▸ **GOAL**:
Below are some entries. Copy each line that holds the string "body".

▸ **DATASET RECORDS**:
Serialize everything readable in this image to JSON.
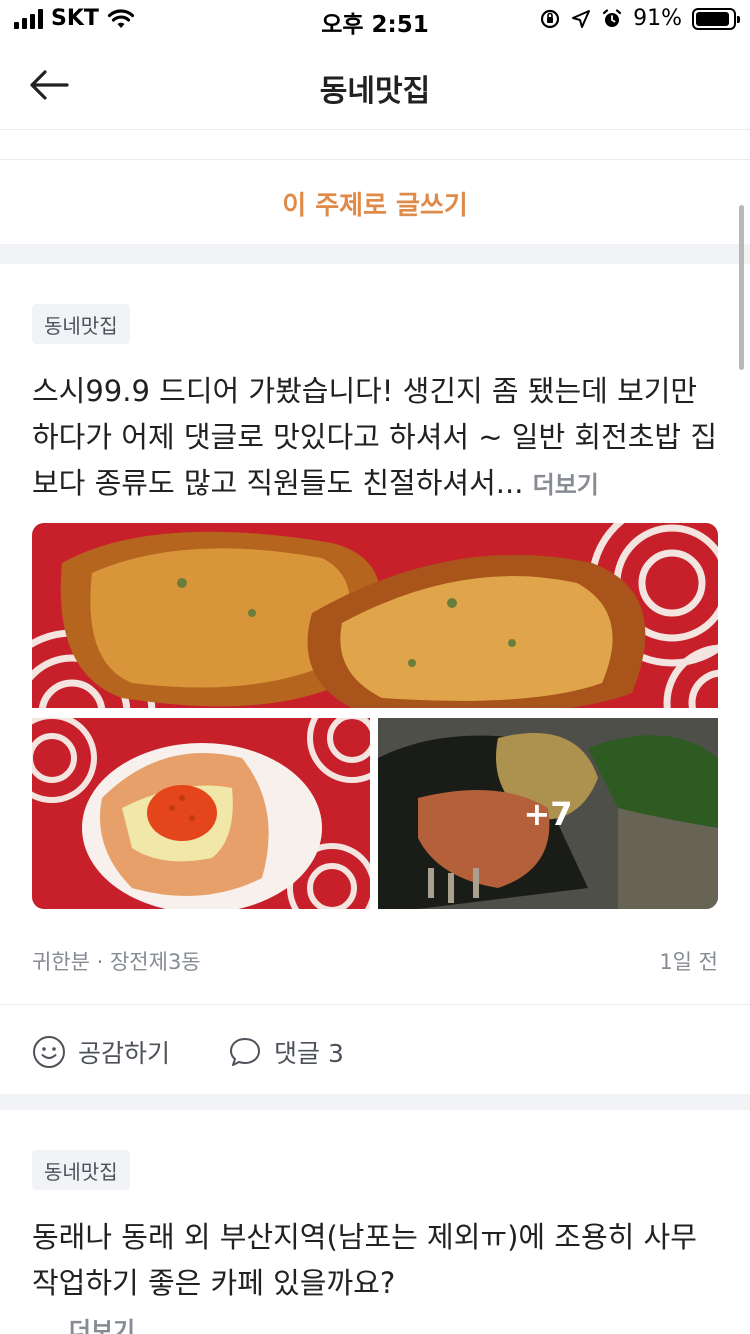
{
  "status_bar": {
    "carrier": "SKT",
    "time": "오후 2:51",
    "battery_percent": "91%",
    "battery_level": 0.91
  },
  "nav": {
    "title": "동네맛집"
  },
  "write_button": "이 주제로 글쓰기",
  "posts": [
    {
      "topic": "동네맛집",
      "body": "스시99.9 드디어 가봤습니다! 생긴지 좀 됐는데 보기만 하다가 어제 댓글로 맛있다고 하셔서 ~ 일반 회전초밥 집 보다 종류도 많고 직원들도 친절하셔서...",
      "more": "더보기",
      "extra_photos": "+7",
      "author_location": "귀한분 · 장전제3동",
      "time_ago": "1일 전",
      "like_label": "공감하기",
      "comment_label": "댓글 3"
    },
    {
      "topic": "동네맛집",
      "body": "동래나 동래 외 부산지역(남포는 제외ㅠ)에 조용히 사무 작업하기 좋은 카페 있을까요?",
      "ellipsis": "...",
      "more": "더보기"
    }
  ],
  "colors": {
    "accent": "#e08a4a",
    "muted": "#868b94",
    "divider": "#e9ecef",
    "gap": "#f2f3f6"
  }
}
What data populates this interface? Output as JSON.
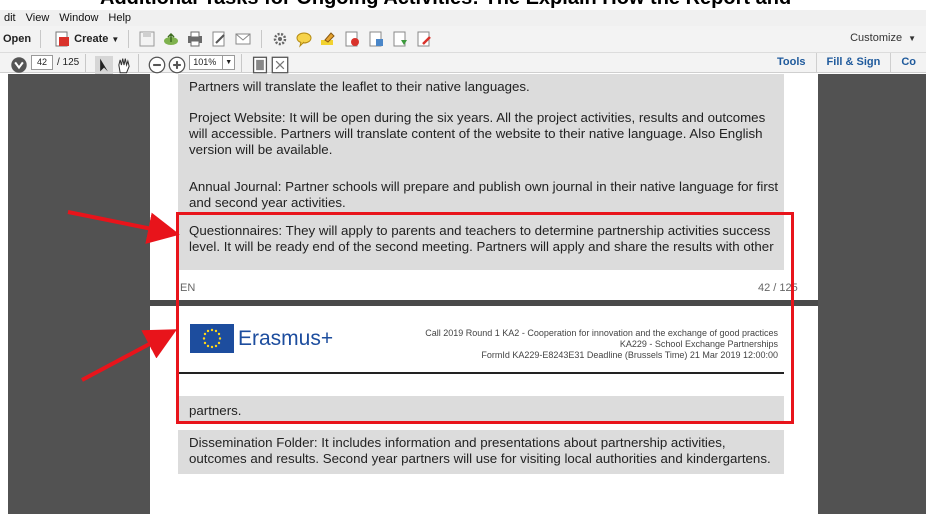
{
  "heading_strip": "Additional Tasks for Ongoing Activities: The Explain How the Report and",
  "menubar": {
    "items": [
      "dit",
      "View",
      "Window",
      "Help"
    ]
  },
  "toolbar1": {
    "open_label": "Open",
    "create_label": "Create",
    "customize_label": "Customize"
  },
  "toolbar2": {
    "page_current": "42",
    "page_total": "/ 125",
    "zoom": "101%",
    "tools_label": "Tools",
    "fill_sign_label": "Fill & Sign",
    "comment_label": "Co"
  },
  "page1": {
    "line_leaflet": "Partners will translate the leaflet to their native languages.",
    "para_website": "Project Website: It will be open during the six years. All the project activities, results and outcomes will accessible. Partners will translate content of the website to their native language. Also English version will be available.",
    "para_journal": "Annual Journal: Partner schools will prepare and publish own journal in their native language for first and second year activities.",
    "para_questionnaires": "Questionnaires: They will apply to parents and teachers to determine partnership activities success level. It will be ready end of the second meeting. Partners will apply and share the results with other",
    "footer_lang": "EN",
    "footer_page": "42 / 125"
  },
  "page2": {
    "logo_text": "Erasmus+",
    "call_line1": "Call 2019 Round 1 KA2 - Cooperation for innovation and the exchange of good practices",
    "call_line2": "KA229 - School Exchange Partnerships",
    "call_line3": "FormId KA229-E8243E31 Deadline (Brussels Time) 21 Mar 2019 12:00:00",
    "partners_text": "partners.",
    "para_folder": "Dissemination Folder: It includes information and presentations about partnership activities, outcomes and results. Second year partners will use for visiting local authorities and kindergartens."
  },
  "colors": {
    "annotation_red": "#e8141b",
    "eu_blue": "#1d4d9e",
    "viewer_bg": "#525252"
  }
}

▸ **REPLY TO THE EXERCISE**:
      "body": "스시99.9 드디어 가봤습니다! 생긴지 좀 됐는데 보기만 하다가 어제 댓글로 맛있다고 하셔서 ~ 일반 회전초밥 집 보다 종류도 많고 직원들도 친절하셔서...",
      "body": "동래나 동래 외 부산지역(남포는 제외ㅠ)에 조용히 사무 작업하기 좋은 카페 있을까요?",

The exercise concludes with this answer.